_Work to do:_ Gather each line containing the string "spikes" from these entries.

_Available records:_
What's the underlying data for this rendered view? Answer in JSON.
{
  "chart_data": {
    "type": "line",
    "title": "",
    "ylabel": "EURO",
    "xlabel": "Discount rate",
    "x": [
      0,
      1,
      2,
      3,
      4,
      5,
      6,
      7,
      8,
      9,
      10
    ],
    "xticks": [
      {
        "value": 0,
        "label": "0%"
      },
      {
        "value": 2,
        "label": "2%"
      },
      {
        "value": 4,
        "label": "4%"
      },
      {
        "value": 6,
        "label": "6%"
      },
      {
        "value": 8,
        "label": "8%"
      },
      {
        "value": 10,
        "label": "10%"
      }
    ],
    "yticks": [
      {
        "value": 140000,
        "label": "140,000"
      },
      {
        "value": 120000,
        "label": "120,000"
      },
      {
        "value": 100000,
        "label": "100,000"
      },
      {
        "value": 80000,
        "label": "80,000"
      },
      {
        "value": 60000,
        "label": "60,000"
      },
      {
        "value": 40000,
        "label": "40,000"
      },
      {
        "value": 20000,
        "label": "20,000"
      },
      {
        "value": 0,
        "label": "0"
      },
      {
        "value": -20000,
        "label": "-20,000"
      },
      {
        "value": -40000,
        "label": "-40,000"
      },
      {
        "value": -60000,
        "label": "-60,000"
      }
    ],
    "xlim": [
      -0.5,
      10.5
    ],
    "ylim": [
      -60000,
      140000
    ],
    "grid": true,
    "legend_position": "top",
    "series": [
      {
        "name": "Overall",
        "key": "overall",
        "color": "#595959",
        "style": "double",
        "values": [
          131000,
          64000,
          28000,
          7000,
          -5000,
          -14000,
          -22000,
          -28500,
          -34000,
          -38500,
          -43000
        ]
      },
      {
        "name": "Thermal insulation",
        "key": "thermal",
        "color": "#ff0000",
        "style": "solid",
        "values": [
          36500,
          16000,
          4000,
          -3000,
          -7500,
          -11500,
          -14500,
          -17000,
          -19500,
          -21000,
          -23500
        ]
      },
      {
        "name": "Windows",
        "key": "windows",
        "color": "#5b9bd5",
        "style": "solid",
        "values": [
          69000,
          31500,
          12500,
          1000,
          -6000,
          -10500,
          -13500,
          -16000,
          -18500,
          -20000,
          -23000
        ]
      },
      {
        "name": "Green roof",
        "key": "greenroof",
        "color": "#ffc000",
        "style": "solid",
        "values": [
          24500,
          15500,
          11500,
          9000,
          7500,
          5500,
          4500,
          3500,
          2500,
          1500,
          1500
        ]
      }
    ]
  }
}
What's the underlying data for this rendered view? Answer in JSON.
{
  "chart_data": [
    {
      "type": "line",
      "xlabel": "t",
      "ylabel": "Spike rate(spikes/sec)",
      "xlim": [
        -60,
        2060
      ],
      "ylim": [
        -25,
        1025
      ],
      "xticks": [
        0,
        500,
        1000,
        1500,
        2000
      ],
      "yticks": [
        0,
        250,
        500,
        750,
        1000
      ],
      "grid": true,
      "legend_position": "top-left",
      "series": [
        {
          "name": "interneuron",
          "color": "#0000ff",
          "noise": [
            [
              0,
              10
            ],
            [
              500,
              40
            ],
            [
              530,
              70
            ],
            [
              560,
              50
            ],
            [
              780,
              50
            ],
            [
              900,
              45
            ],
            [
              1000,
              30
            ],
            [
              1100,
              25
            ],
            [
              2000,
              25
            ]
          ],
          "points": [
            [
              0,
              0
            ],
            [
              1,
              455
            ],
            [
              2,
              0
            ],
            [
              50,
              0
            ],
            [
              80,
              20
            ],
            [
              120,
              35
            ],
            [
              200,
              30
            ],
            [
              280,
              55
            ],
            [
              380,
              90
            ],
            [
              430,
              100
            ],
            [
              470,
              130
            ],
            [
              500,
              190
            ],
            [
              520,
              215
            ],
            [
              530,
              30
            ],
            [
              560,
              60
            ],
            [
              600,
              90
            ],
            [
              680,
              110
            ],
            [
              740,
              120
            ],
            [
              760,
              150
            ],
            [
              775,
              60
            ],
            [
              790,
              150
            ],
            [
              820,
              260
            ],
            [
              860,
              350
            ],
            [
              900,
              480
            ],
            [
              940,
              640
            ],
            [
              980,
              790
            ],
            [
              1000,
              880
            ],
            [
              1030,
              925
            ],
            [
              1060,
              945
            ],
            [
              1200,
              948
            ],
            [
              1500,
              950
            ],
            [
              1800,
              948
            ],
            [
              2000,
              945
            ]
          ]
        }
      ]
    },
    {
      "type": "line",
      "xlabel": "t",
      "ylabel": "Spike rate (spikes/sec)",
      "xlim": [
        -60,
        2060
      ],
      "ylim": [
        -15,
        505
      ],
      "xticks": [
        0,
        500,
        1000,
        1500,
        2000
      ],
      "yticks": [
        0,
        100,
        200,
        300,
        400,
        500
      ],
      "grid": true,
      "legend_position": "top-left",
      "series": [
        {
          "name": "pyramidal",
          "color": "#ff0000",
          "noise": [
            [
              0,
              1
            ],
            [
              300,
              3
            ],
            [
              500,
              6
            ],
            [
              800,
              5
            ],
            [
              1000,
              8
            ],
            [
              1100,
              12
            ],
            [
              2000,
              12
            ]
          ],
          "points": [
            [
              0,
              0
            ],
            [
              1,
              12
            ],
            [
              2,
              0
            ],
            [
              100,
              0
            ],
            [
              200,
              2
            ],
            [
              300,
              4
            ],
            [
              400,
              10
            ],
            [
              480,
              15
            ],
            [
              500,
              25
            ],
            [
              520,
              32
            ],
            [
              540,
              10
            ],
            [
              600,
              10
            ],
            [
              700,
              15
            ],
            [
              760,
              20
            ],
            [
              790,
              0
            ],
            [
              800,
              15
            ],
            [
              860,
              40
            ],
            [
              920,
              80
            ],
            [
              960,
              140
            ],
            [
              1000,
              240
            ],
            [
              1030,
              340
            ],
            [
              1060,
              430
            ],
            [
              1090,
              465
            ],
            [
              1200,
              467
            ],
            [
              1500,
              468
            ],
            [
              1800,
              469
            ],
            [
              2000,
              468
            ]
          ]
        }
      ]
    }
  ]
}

_Result:_
      "ylabel": "Spike rate(spikes/sec)",
      "ylabel": "Spike rate (spikes/sec)",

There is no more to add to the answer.